Collected data:
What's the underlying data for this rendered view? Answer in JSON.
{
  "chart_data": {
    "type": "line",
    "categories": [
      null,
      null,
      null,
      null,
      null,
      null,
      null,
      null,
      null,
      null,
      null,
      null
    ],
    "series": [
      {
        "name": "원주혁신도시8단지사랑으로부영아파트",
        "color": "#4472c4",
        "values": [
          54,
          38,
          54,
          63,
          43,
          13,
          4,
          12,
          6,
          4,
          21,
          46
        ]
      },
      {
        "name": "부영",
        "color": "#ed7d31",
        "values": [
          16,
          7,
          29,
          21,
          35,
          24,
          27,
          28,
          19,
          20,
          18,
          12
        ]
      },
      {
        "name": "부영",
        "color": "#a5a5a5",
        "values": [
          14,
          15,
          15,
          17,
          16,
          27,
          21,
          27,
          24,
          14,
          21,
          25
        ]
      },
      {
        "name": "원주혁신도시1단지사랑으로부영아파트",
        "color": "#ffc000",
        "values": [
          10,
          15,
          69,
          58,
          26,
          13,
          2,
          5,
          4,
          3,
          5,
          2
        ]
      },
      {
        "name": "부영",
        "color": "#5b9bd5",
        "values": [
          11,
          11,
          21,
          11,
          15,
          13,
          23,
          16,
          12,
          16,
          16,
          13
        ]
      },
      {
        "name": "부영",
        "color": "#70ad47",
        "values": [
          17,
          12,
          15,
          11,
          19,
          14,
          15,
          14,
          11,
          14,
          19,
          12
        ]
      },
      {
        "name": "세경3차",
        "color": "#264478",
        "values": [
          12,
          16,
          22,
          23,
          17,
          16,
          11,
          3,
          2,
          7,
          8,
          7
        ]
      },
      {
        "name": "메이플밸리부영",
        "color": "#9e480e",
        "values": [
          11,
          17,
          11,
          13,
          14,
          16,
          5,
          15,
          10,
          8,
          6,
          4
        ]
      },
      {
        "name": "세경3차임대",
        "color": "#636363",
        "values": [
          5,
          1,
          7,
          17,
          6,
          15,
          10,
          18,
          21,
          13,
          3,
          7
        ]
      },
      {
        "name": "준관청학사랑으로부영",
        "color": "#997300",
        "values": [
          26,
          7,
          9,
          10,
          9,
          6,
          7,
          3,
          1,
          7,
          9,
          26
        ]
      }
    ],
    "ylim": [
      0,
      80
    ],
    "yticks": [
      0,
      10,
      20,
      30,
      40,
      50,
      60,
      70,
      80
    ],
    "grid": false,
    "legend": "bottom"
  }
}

To do
Take the entries above and transcribe them in full.

Solution
What's the underlying data for this rendered view? Answer in JSON.
{
  "chart_data": {
    "type": "line",
    "categories": [
      null,
      null,
      null,
      null,
      null,
      null,
      null,
      null,
      null,
      null,
      null,
      null
    ],
    "series": [
      {
        "name": "원주혁신도시8단지사랑으로부영아파트",
        "color": "#4472c4",
        "values": [
          54,
          38,
          54,
          63,
          43,
          13,
          4,
          12,
          6,
          4,
          21,
          46
        ]
      },
      {
        "name": "부영",
        "color": "#ed7d31",
        "values": [
          16,
          7,
          29,
          21,
          35,
          24,
          27,
          28,
          19,
          20,
          18,
          12
        ]
      },
      {
        "name": "부영",
        "color": "#a5a5a5",
        "values": [
          14,
          15,
          15,
          17,
          16,
          27,
          21,
          27,
          24,
          14,
          21,
          25
        ]
      },
      {
        "name": "원주혁신도시1단지사랑으로부영아파트",
        "color": "#ffc000",
        "values": [
          10,
          15,
          69,
          58,
          26,
          13,
          2,
          5,
          4,
          3,
          5,
          2
        ]
      },
      {
        "name": "부영",
        "color": "#5b9bd5",
        "values": [
          11,
          11,
          21,
          11,
          15,
          13,
          23,
          16,
          12,
          16,
          16,
          13
        ]
      },
      {
        "name": "부영",
        "color": "#70ad47",
        "values": [
          17,
          12,
          15,
          11,
          19,
          14,
          15,
          14,
          11,
          14,
          19,
          12
        ]
      },
      {
        "name": "세경3차",
        "color": "#264478",
        "values": [
          12,
          16,
          22,
          23,
          17,
          16,
          11,
          3,
          2,
          7,
          8,
          7
        ]
      },
      {
        "name": "메이플밸리부영",
        "color": "#9e480e",
        "values": [
          11,
          17,
          11,
          13,
          14,
          16,
          5,
          15,
          10,
          8,
          6,
          4
        ]
      },
      {
        "name": "세경3차임대",
        "color": "#636363",
        "values": [
          5,
          1,
          7,
          17,
          6,
          15,
          10,
          18,
          21,
          13,
          3,
          7
        ]
      },
      {
        "name": "준관청학사랑으로부영",
        "color": "#997300",
        "values": [
          26,
          7,
          9,
          10,
          9,
          6,
          7,
          3,
          1,
          7,
          9,
          26
        ]
      }
    ],
    "ylim": [
      0,
      80
    ],
    "yticks": [
      0,
      10,
      20,
      30,
      40,
      50,
      60,
      70,
      80
    ],
    "grid": false,
    "legend": "bottom"
  }
}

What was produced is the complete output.